- _THE PROBLEM_
Every entry below should be printed exactly, without its images.

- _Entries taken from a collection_
###

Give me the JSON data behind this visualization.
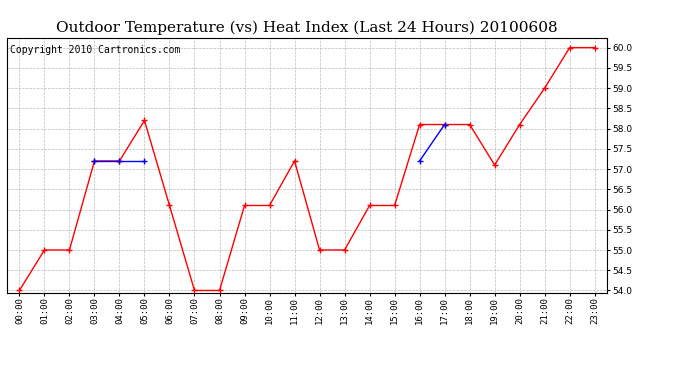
{
  "title": "Outdoor Temperature (vs) Heat Index (Last 24 Hours) 20100608",
  "copyright_text": "Copyright 2010 Cartronics.com",
  "x_labels": [
    "00:00",
    "01:00",
    "02:00",
    "03:00",
    "04:00",
    "05:00",
    "06:00",
    "07:00",
    "08:00",
    "09:00",
    "10:00",
    "11:00",
    "12:00",
    "13:00",
    "14:00",
    "15:00",
    "16:00",
    "17:00",
    "18:00",
    "19:00",
    "20:00",
    "21:00",
    "22:00",
    "23:00"
  ],
  "temp_red": [
    54.0,
    55.0,
    55.0,
    57.2,
    57.2,
    58.2,
    56.1,
    54.0,
    54.0,
    56.1,
    56.1,
    57.2,
    55.0,
    55.0,
    56.1,
    56.1,
    58.1,
    58.1,
    58.1,
    57.1,
    58.1,
    59.0,
    60.0,
    60.0
  ],
  "ylim_min": 54.0,
  "ylim_max": 60.25,
  "yticks": [
    54.0,
    54.5,
    55.0,
    55.5,
    56.0,
    56.5,
    57.0,
    57.5,
    58.0,
    58.5,
    59.0,
    59.5,
    60.0
  ],
  "blue_segments": [
    {
      "x": [
        3,
        4,
        5
      ],
      "y": [
        57.2,
        57.2,
        57.2
      ]
    },
    {
      "x": [
        16,
        17
      ],
      "y": [
        57.2,
        58.1
      ]
    }
  ],
  "line_color_red": "#FF0000",
  "line_color_blue": "#0000FF",
  "marker": "+",
  "grid_color": "#BBBBBB",
  "bg_color": "#FFFFFF",
  "title_fontsize": 11,
  "copyright_fontsize": 7,
  "tick_fontsize": 6.5,
  "fig_width": 6.9,
  "fig_height": 3.75,
  "dpi": 100
}
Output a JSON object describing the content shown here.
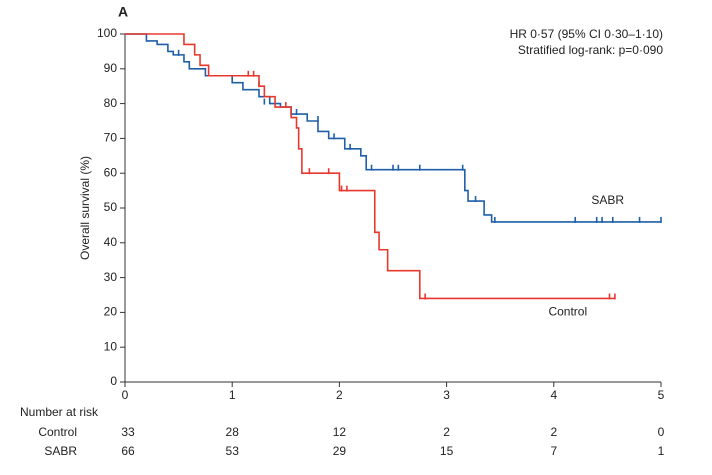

###

- _WRITTEN ANSWER_
Give me the JSON data behind this visualization.
{
  "title": "Outdoor Temperature (vs) Heat Index (Last 24 Hours) 20100608",
  "copyright_text": "Copyright 2010 Cartronics.com",
  "x_labels": [
    "00:00",
    "01:00",
    "02:00",
    "03:00",
    "04:00",
    "05:00",
    "06:00",
    "07:00",
    "08:00",
    "09:00",
    "10:00",
    "11:00",
    "12:00",
    "13:00",
    "14:00",
    "15:00",
    "16:00",
    "17:00",
    "18:00",
    "19:00",
    "20:00",
    "21:00",
    "22:00",
    "23:00"
  ],
  "temp_red": [
    54.0,
    55.0,
    55.0,
    57.2,
    57.2,
    58.2,
    56.1,
    54.0,
    54.0,
    56.1,
    56.1,
    57.2,
    55.0,
    55.0,
    56.1,
    56.1,
    58.1,
    58.1,
    58.1,
    57.1,
    58.1,
    59.0,
    60.0,
    60.0
  ],
  "ylim_min": 54.0,
  "ylim_max": 60.25,
  "yticks": [
    54.0,
    54.5,
    55.0,
    55.5,
    56.0,
    56.5,
    57.0,
    57.5,
    58.0,
    58.5,
    59.0,
    59.5,
    60.0
  ],
  "blue_segments": [
    {
      "x": [
        3,
        4,
        5
      ],
      "y": [
        57.2,
        57.2,
        57.2
      ]
    },
    {
      "x": [
        16,
        17
      ],
      "y": [
        57.2,
        58.1
      ]
    }
  ],
  "line_color_red": "#FF0000",
  "line_color_blue": "#0000FF",
  "marker": "+",
  "grid_color": "#BBBBBB",
  "bg_color": "#FFFFFF",
  "title_fontsize": 11,
  "copyright_fontsize": 7,
  "tick_fontsize": 6.5,
  "fig_width": 6.9,
  "fig_height": 3.75,
  "dpi": 100
}
Output a JSON object describing the content shown here.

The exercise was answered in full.